→ Problem to work on:
Count how many lines mention the word "this". Write that number alone.

— start of Exercise data —

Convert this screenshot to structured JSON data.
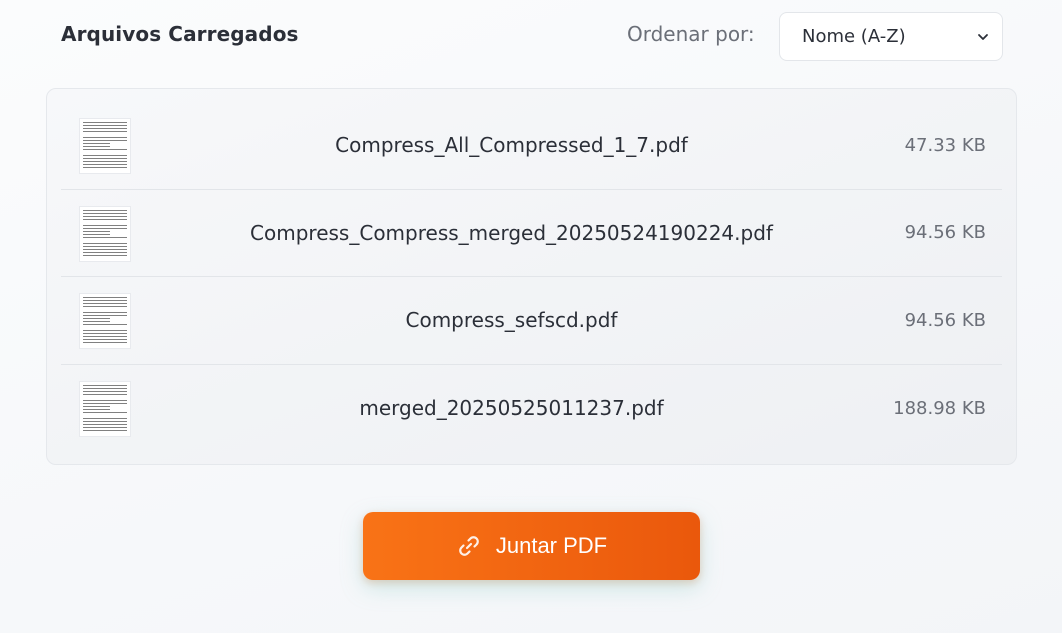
{
  "header": {
    "title": "Arquivos Carregados",
    "sort_label": "Ordenar por:",
    "sort_selected": "Nome (A-Z)"
  },
  "files": [
    {
      "name": "Compress_All_Compressed_1_7.pdf",
      "size": "47.33 KB"
    },
    {
      "name": "Compress_Compress_merged_20250524190224.pdf",
      "size": "94.56 KB"
    },
    {
      "name": "Compress_sefscd.pdf",
      "size": "94.56 KB"
    },
    {
      "name": "merged_20250525011237.pdf",
      "size": "188.98 KB"
    }
  ],
  "action": {
    "merge_label": "Juntar PDF",
    "icon": "link-icon"
  },
  "colors": {
    "accent": "#f97316",
    "accent_dark": "#ea580c"
  }
}
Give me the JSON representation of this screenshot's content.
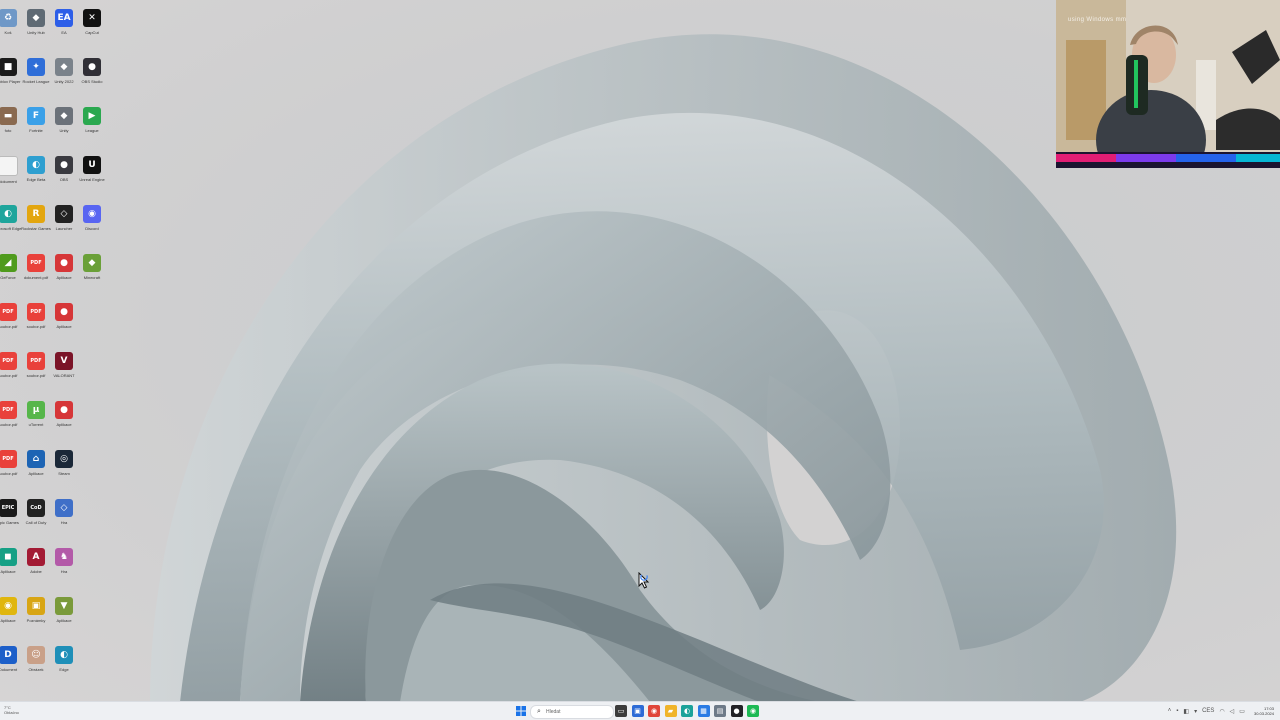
{
  "desktop": {
    "icons": [
      {
        "name": "recycle-bin-icon",
        "label": "Koš",
        "glyph": "♻",
        "color": "#6f98c7"
      },
      {
        "name": "unity-hub-icon",
        "label": "Unity Hub",
        "glyph": "◆",
        "color": "#5f6a74"
      },
      {
        "name": "ea-app-icon",
        "label": "EA",
        "glyph": "EA",
        "color": "#2d5ee8"
      },
      {
        "name": "capcut-icon",
        "label": "CapCut",
        "glyph": "✕",
        "color": "#111111"
      },
      {
        "name": "roblox-player-icon",
        "label": "Roblox Player",
        "glyph": "■",
        "color": "#1b1b1b"
      },
      {
        "name": "rocket-league-icon",
        "label": "Rocket League",
        "glyph": "✦",
        "color": "#2f6ed8"
      },
      {
        "name": "unity-project-icon",
        "label": "Unity 2022",
        "glyph": "◆",
        "color": "#7a828a"
      },
      {
        "name": "obs-studio-icon",
        "label": "OBS Studio",
        "glyph": "●",
        "color": "#302f36"
      },
      {
        "name": "photo-file-icon",
        "label": "foto",
        "glyph": "▬",
        "color": "#8a6a50"
      },
      {
        "name": "fortnite-icon",
        "label": "Fortnite",
        "glyph": "F",
        "color": "#3aa0e8"
      },
      {
        "name": "unity-editor-icon",
        "label": "Unity",
        "glyph": "◆",
        "color": "#6b7179"
      },
      {
        "name": "lol-icon",
        "label": "League",
        "glyph": "▶",
        "color": "#2aa84f"
      },
      {
        "name": "text-file-icon",
        "label": "dokument",
        "glyph": "",
        "color": "#f4f4f4"
      },
      {
        "name": "edge-beta-icon",
        "label": "Edge Beta",
        "glyph": "◐",
        "color": "#2e9fd0"
      },
      {
        "name": "obs-portable-icon",
        "label": "OBS",
        "glyph": "●",
        "color": "#3a3a40"
      },
      {
        "name": "unreal-engine-icon",
        "label": "Unreal Engine",
        "glyph": "U",
        "color": "#111111"
      },
      {
        "name": "edge-icon",
        "label": "Microsoft Edge",
        "glyph": "◐",
        "color": "#1fa59c"
      },
      {
        "name": "rockstar-icon",
        "label": "Rockstar Games",
        "glyph": "R",
        "color": "#e3a60f"
      },
      {
        "name": "game-launcher-icon",
        "label": "Launcher",
        "glyph": "◇",
        "color": "#222222"
      },
      {
        "name": "discord-icon",
        "label": "Discord",
        "glyph": "◉",
        "color": "#5865f2"
      },
      {
        "name": "nvidia-icon",
        "label": "GeForce",
        "glyph": "◢",
        "color": "#4f9b1d"
      },
      {
        "name": "pdf-file-icon",
        "label": "dokument.pdf",
        "glyph": "PDF",
        "color": "#e9413b"
      },
      {
        "name": "red-app-icon",
        "label": "Aplikace",
        "glyph": "●",
        "color": "#d63638"
      },
      {
        "name": "minecraft-icon",
        "label": "Minecraft",
        "glyph": "◆",
        "color": "#6aa038"
      },
      {
        "name": "pdf-file-icon",
        "label": "soubor.pdf",
        "glyph": "PDF",
        "color": "#e9413b"
      },
      {
        "name": "pdf-file-icon",
        "label": "soubor.pdf",
        "glyph": "PDF",
        "color": "#e9413b"
      },
      {
        "name": "red-app-icon",
        "label": "Aplikace",
        "glyph": "●",
        "color": "#d63638"
      },
      {
        "name": "pdf-file-icon",
        "label": "soubor.pdf",
        "glyph": "PDF",
        "color": "#e9413b"
      },
      {
        "name": "pdf-file-icon",
        "label": "soubor.pdf",
        "glyph": "PDF",
        "color": "#e9413b"
      },
      {
        "name": "valorant-icon",
        "label": "VALORANT",
        "glyph": "V",
        "color": "#7b1428"
      },
      {
        "name": "pdf-file-icon",
        "label": "soubor.pdf",
        "glyph": "PDF",
        "color": "#e9413b"
      },
      {
        "name": "utorrent-icon",
        "label": "uTorrent",
        "glyph": "µ",
        "color": "#56b64a"
      },
      {
        "name": "red-app-icon",
        "label": "Aplikace",
        "glyph": "●",
        "color": "#d63638"
      },
      {
        "name": "pdf-file-icon",
        "label": "soubor.pdf",
        "glyph": "PDF",
        "color": "#e9413b"
      },
      {
        "name": "xbox-app-icon",
        "label": "Aplikace",
        "glyph": "⌂",
        "color": "#1d64b4"
      },
      {
        "name": "steam-icon",
        "label": "Steam",
        "glyph": "◎",
        "color": "#1b2838"
      },
      {
        "name": "epic-games-icon",
        "label": "Epic Games",
        "glyph": "EPIC",
        "color": "#1a1a1a"
      },
      {
        "name": "call-of-duty-icon",
        "label": "Call of Duty",
        "glyph": "CoD",
        "color": "#222222"
      },
      {
        "name": "overwatch-icon",
        "label": "Hra",
        "glyph": "◇",
        "color": "#3f6fc8"
      },
      {
        "name": "green-app-icon",
        "label": "Aplikace",
        "glyph": "◼",
        "color": "#16a085"
      },
      {
        "name": "adobe-icon",
        "label": "Adobe",
        "glyph": "A",
        "color": "#a31b34"
      },
      {
        "name": "fall-guys-icon",
        "label": "Hra",
        "glyph": "♞",
        "color": "#b35aa8"
      },
      {
        "name": "yellow-app-icon",
        "label": "Aplikace",
        "glyph": "◉",
        "color": "#e0b60e"
      },
      {
        "name": "notes-icon",
        "label": "Poznámky",
        "glyph": "▣",
        "color": "#d8a514"
      },
      {
        "name": "mod-tool-icon",
        "label": "Aplikace",
        "glyph": "▼",
        "color": "#7a9a3a"
      },
      {
        "name": "blue-doc-icon",
        "label": "Dokument",
        "glyph": "D",
        "color": "#1d5fc9"
      },
      {
        "name": "person-file-icon",
        "label": "Obrázek",
        "glyph": "☺",
        "color": "#c9a088"
      },
      {
        "name": "edge-dev-icon",
        "label": "Edge",
        "glyph": "◐",
        "color": "#1f8fb8"
      }
    ]
  },
  "webcam": {
    "overlay_text": "using  Windows  mm"
  },
  "taskbar": {
    "weather_temp": "7°C",
    "weather_desc": "Oblačno",
    "search_placeholder": "Hledat",
    "pinned": [
      {
        "name": "task-view-icon",
        "glyph": "▭",
        "color": "#3c3c3c"
      },
      {
        "name": "taskbar-app-icon",
        "glyph": "▣",
        "color": "#2d6bd6"
      },
      {
        "name": "chrome-icon",
        "glyph": "◉",
        "color": "#e0463a"
      },
      {
        "name": "file-explorer-icon",
        "glyph": "▰",
        "color": "#f0b429"
      },
      {
        "name": "edge-icon",
        "glyph": "◐",
        "color": "#1ba29a"
      },
      {
        "name": "store-icon",
        "glyph": "▦",
        "color": "#2a7be4"
      },
      {
        "name": "taskbar-app-icon",
        "glyph": "▤",
        "color": "#6e7a88"
      },
      {
        "name": "obs-icon",
        "glyph": "●",
        "color": "#222226"
      },
      {
        "name": "spotify-icon",
        "glyph": "◉",
        "color": "#1db954"
      }
    ],
    "tray": {
      "language": "CES",
      "time": "17:03",
      "date": "30.03.2024"
    }
  }
}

— end of Exercise data —

→ Exercise solution:
2